## What to do
Your task is to copy the material exactly.

## begin

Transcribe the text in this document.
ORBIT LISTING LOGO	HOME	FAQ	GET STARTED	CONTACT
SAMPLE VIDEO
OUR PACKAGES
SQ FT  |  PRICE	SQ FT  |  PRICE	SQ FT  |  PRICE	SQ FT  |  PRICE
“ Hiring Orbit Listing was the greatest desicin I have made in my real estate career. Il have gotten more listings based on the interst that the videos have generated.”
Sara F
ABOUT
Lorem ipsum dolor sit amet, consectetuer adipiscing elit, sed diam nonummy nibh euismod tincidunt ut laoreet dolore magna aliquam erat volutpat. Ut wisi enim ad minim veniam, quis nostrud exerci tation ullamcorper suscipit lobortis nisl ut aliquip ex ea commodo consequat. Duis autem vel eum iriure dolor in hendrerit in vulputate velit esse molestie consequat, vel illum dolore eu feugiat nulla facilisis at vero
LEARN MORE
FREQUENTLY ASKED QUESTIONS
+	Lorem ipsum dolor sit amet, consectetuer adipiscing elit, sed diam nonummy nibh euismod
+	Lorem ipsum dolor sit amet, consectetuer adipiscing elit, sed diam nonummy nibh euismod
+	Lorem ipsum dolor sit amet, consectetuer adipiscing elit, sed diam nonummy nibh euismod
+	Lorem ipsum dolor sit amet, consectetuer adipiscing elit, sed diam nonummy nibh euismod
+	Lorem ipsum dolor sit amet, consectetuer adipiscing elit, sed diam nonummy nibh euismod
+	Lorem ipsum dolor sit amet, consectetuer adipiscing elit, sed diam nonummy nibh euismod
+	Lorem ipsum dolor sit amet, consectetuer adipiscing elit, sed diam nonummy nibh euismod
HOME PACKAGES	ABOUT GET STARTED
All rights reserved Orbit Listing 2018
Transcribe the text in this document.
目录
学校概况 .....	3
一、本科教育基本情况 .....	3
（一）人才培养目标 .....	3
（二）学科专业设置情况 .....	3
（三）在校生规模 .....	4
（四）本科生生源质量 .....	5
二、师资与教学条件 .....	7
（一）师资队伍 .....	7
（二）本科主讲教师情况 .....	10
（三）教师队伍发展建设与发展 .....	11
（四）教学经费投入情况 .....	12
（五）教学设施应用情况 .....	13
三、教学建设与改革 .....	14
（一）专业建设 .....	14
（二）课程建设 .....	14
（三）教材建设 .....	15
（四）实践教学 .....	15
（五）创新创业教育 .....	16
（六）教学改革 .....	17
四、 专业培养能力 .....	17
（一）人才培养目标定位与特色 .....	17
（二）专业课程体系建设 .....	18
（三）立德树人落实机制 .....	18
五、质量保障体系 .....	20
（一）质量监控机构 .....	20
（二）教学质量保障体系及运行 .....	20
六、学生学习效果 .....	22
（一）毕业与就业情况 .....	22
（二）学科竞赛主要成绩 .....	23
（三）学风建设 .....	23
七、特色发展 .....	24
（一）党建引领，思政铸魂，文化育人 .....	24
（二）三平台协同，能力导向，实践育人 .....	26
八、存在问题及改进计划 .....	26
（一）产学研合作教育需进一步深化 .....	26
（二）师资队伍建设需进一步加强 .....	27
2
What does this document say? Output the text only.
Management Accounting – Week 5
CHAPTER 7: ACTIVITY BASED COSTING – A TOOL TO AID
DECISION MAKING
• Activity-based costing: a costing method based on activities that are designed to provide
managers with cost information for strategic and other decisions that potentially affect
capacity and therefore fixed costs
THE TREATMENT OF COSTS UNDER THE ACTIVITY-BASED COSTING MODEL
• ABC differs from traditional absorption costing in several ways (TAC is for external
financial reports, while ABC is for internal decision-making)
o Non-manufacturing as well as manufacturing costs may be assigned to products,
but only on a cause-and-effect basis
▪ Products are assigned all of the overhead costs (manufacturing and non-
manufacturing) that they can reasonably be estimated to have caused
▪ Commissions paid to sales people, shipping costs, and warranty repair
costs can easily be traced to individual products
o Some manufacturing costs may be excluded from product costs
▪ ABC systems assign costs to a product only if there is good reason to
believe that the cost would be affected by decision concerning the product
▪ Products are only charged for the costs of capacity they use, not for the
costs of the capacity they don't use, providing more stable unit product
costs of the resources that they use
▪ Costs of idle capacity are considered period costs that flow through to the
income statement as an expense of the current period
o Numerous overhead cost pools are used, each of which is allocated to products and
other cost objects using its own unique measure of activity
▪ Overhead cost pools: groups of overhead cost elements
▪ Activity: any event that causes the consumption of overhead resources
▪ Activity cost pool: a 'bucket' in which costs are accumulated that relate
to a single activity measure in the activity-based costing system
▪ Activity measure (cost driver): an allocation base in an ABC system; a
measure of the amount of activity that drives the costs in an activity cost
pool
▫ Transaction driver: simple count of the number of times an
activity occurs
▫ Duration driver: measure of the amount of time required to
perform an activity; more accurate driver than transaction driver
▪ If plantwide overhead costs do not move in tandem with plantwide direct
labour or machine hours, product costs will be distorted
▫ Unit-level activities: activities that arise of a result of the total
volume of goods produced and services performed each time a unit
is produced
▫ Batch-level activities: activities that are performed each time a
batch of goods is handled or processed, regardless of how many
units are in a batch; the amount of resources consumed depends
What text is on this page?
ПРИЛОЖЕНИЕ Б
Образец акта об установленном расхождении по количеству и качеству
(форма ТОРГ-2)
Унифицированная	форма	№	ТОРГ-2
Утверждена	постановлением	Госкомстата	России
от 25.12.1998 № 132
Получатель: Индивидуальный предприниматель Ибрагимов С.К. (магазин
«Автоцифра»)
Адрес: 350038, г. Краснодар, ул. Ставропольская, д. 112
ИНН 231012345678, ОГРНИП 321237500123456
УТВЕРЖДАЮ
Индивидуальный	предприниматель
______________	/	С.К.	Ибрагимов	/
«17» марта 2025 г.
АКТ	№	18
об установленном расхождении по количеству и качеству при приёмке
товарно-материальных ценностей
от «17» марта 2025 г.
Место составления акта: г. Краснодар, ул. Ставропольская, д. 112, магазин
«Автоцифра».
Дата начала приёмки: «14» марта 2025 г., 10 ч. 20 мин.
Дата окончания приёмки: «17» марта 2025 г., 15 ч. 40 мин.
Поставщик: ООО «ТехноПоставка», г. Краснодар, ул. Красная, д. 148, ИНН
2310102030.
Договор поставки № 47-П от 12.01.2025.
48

## end

## Solution to this problem
Transcribe the text in this document.
ORBIT LISTING LOGO	HOME	FAQ	GET STARTED	CONTACT
SAMPLE VIDEO
OUR PACKAGES
SQ FT  |  PRICE	SQ FT  |  PRICE	SQ FT  |  PRICE	SQ FT  |  PRICE
“ Hiring Orbit Listing was the greatest desicin I have made in my real estate career. Il have gotten more listings based on the interst that the videos have generated.”
Sara F
ABOUT
Lorem ipsum dolor sit amet, consectetuer adipiscing elit, sed diam nonummy nibh euismod tincidunt ut laoreet dolore magna aliquam erat volutpat. Ut wisi enim ad minim veniam, quis nostrud exerci tation ullamcorper suscipit lobortis nisl ut aliquip ex ea commodo consequat. Duis autem vel eum iriure dolor in hendrerit in vulputate velit esse molestie consequat, vel illum dolore eu feugiat nulla facilisis at vero
LEARN MORE
FREQUENTLY ASKED QUESTIONS
+	Lorem ipsum dolor sit amet, consectetuer adipiscing elit, sed diam nonummy nibh euismod
+	Lorem ipsum dolor sit amet, consectetuer adipiscing elit, sed diam nonummy nibh euismod
+	Lorem ipsum dolor sit amet, consectetuer adipiscing elit, sed diam nonummy nibh euismod
+	Lorem ipsum dolor sit amet, consectetuer adipiscing elit, sed diam nonummy nibh euismod
+	Lorem ipsum dolor sit amet, consectetuer adipiscing elit, sed diam nonummy nibh euismod
+	Lorem ipsum dolor sit amet, consectetuer adipiscing elit, sed diam nonummy nibh euismod
+	Lorem ipsum dolor sit amet, consectetuer adipiscing elit, sed diam nonummy nibh euismod
HOME PACKAGES	ABOUT GET STARTED
All rights reserved Orbit Listing 2018
Transcribe the text in this document.
目录
学校概况 .....	3
一、本科教育基本情况 .....	3
（一）人才培养目标 .....	3
（二）学科专业设置情况 .....	3
（三）在校生规模 .....	4
（四）本科生生源质量 .....	5
二、师资与教学条件 .....	7
（一）师资队伍 .....	7
（二）本科主讲教师情况 .....	10
（三）教师队伍发展建设与发展 .....	11
（四）教学经费投入情况 .....	12
（五）教学设施应用情况 .....	13
三、教学建设与改革 .....	14
（一）专业建设 .....	14
（二）课程建设 .....	14
（三）教材建设 .....	15
（四）实践教学 .....	15
（五）创新创业教育 .....	16
（六）教学改革 .....	17
四、 专业培养能力 .....	17
（一）人才培养目标定位与特色 .....	17
（二）专业课程体系建设 .....	18
（三）立德树人落实机制 .....	18
五、质量保障体系 .....	20
（一）质量监控机构 .....	20
（二）教学质量保障体系及运行 .....	20
六、学生学习效果 .....	22
（一）毕业与就业情况 .....	22
（二）学科竞赛主要成绩 .....	23
（三）学风建设 .....	23
七、特色发展 .....	24
（一）党建引领，思政铸魂，文化育人 .....	24
（二）三平台协同，能力导向，实践育人 .....	26
八、存在问题及改进计划 .....	26
（一）产学研合作教育需进一步深化 .....	26
（二）师资队伍建设需进一步加强 .....	27
2
What does this document say? Output the text only.
Management Accounting – Week 5
CHAPTER 7: ACTIVITY BASED COSTING – A TOOL TO AID
DECISION MAKING
• Activity-based costing: a costing method based on activities that are designed to provide
managers with cost information for strategic and other decisions that potentially affect
capacity and therefore fixed costs
THE TREATMENT OF COSTS UNDER THE ACTIVITY-BASED COSTING MODEL
• ABC differs from traditional absorption costing in several ways (TAC is for external
financial reports, while ABC is for internal decision-making)
o Non-manufacturing as well as manufacturing costs may be assigned to products,
but only on a cause-and-effect basis
▪ Products are assigned all of the overhead costs (manufacturing and non-
manufacturing) that they can reasonably be estimated to have caused
▪ Commissions paid to sales people, shipping costs, and warranty repair
costs can easily be traced to individual products
o Some manufacturing costs may be excluded from product costs
▪ ABC systems assign costs to a product only if there is good reason to
believe that the cost would be affected by decision concerning the product
▪ Products are only charged for the costs of capacity they use, not for the
costs of the capacity they don't use, providing more stable unit product
costs of the resources that they use
▪ Costs of idle capacity are considered period costs that flow through to the
income statement as an expense of the current period
o Numerous overhead cost pools are used, each of which is allocated to products and
other cost objects using its own unique measure of activity
▪ Overhead cost pools: groups of overhead cost elements
▪ Activity: any event that causes the consumption of overhead resources
▪ Activity cost pool: a 'bucket' in which costs are accumulated that relate
to a single activity measure in the activity-based costing system
▪ Activity measure (cost driver): an allocation base in an ABC system; a
measure of the amount of activity that drives the costs in an activity cost
pool
▫ Transaction driver: simple count of the number of times an
activity occurs
▫ Duration driver: measure of the amount of time required to
perform an activity; more accurate driver than transaction driver
▪ If plantwide overhead costs do not move in tandem with plantwide direct
labour or machine hours, product costs will be distorted
▫ Unit-level activities: activities that arise of a result of the total
volume of goods produced and services performed each time a unit
is produced
▫ Batch-level activities: activities that are performed each time a
batch of goods is handled or processed, regardless of how many
units are in a batch; the amount of resources consumed depends
What text is on this page?
ПРИЛОЖЕНИЕ Б
Образец акта об установленном расхождении по количеству и качеству
(форма ТОРГ-2)
Унифицированная	форма	№	ТОРГ-2
Утверждена	постановлением	Госкомстата	России
от 25.12.1998 № 132
Получатель: Индивидуальный предприниматель Ибрагимов С.К. (магазин
«Автоцифра»)
Адрес: 350038, г. Краснодар, ул. Ставропольская, д. 112
ИНН 231012345678, ОГРНИП 321237500123456
УТВЕРЖДАЮ
Индивидуальный	предприниматель
______________	/	С.К.	Ибрагимов	/
«17» марта 2025 г.
АКТ	№	18
об установленном расхождении по количеству и качеству при приёмке
товарно-материальных ценностей
от «17» марта 2025 г.
Место составления акта: г. Краснодар, ул. Ставропольская, д. 112, магазин
«Автоцифра».
Дата начала приёмки: «14» марта 2025 г., 10 ч. 20 мин.
Дата окончания приёмки: «17» марта 2025 г., 15 ч. 40 мин.
Поставщик: ООО «ТехноПоставка», г. Краснодар, ул. Красная, д. 148, ИНН
2310102030.
Договор поставки № 47-П от 12.01.2025.
48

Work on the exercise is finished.